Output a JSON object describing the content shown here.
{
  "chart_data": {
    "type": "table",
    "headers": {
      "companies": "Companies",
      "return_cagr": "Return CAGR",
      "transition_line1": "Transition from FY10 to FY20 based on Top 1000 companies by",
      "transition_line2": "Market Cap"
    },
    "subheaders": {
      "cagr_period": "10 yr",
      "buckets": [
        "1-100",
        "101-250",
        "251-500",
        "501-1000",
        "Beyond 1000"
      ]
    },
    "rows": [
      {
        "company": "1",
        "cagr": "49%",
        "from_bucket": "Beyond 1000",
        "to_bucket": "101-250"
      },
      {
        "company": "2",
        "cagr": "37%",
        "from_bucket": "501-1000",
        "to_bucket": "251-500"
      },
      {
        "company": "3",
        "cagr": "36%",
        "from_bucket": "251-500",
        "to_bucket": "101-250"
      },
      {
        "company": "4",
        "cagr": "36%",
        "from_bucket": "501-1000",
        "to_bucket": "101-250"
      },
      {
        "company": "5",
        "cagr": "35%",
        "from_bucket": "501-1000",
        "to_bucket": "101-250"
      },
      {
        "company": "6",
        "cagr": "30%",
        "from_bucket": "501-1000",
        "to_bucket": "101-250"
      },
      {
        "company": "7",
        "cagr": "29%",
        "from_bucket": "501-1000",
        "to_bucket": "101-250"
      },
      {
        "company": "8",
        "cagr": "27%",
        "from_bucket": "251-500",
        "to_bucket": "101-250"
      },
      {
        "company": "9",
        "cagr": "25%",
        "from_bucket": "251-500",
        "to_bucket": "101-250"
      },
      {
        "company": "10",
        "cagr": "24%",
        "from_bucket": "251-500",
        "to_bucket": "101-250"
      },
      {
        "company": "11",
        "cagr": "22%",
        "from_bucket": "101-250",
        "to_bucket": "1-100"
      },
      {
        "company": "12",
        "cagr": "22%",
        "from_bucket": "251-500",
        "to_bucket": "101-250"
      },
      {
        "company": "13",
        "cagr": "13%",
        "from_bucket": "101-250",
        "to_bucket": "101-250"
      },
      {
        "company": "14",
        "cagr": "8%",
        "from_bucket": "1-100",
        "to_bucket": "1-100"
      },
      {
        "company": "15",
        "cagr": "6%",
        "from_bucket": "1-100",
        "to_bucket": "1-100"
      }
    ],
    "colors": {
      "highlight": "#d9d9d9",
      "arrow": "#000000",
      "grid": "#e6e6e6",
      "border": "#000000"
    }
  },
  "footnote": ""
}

════════════════

The entries above must be returned in full, exactly as shown.

Output a JSON object describing the content shown here.
{
  "chart_data": {
    "type": "table",
    "headers": {
      "companies": "Companies",
      "return_cagr": "Return CAGR",
      "transition_line1": "Transition from FY10 to FY20 based on Top 1000 companies by",
      "transition_line2": "Market Cap"
    },
    "subheaders": {
      "cagr_period": "10 yr",
      "buckets": [
        "1-100",
        "101-250",
        "251-500",
        "501-1000",
        "Beyond 1000"
      ]
    },
    "rows": [
      {
        "company": "1",
        "cagr": "49%",
        "from_bucket": "Beyond 1000",
        "to_bucket": "101-250"
      },
      {
        "company": "2",
        "cagr": "37%",
        "from_bucket": "501-1000",
        "to_bucket": "251-500"
      },
      {
        "company": "3",
        "cagr": "36%",
        "from_bucket": "251-500",
        "to_bucket": "101-250"
      },
      {
        "company": "4",
        "cagr": "36%",
        "from_bucket": "501-1000",
        "to_bucket": "101-250"
      },
      {
        "company": "5",
        "cagr": "35%",
        "from_bucket": "501-1000",
        "to_bucket": "101-250"
      },
      {
        "company": "6",
        "cagr": "30%",
        "from_bucket": "501-1000",
        "to_bucket": "101-250"
      },
      {
        "company": "7",
        "cagr": "29%",
        "from_bucket": "501-1000",
        "to_bucket": "101-250"
      },
      {
        "company": "8",
        "cagr": "27%",
        "from_bucket": "251-500",
        "to_bucket": "101-250"
      },
      {
        "company": "9",
        "cagr": "25%",
        "from_bucket": "251-500",
        "to_bucket": "101-250"
      },
      {
        "company": "10",
        "cagr": "24%",
        "from_bucket": "251-500",
        "to_bucket": "101-250"
      },
      {
        "company": "11",
        "cagr": "22%",
        "from_bucket": "101-250",
        "to_bucket": "1-100"
      },
      {
        "company": "12",
        "cagr": "22%",
        "from_bucket": "251-500",
        "to_bucket": "101-250"
      },
      {
        "company": "13",
        "cagr": "13%",
        "from_bucket": "101-250",
        "to_bucket": "101-250"
      },
      {
        "company": "14",
        "cagr": "8%",
        "from_bucket": "1-100",
        "to_bucket": "1-100"
      },
      {
        "company": "15",
        "cagr": "6%",
        "from_bucket": "1-100",
        "to_bucket": "1-100"
      }
    ],
    "colors": {
      "highlight": "#d9d9d9",
      "arrow": "#000000",
      "grid": "#e6e6e6",
      "border": "#000000"
    }
  },
  "footnote": ""
}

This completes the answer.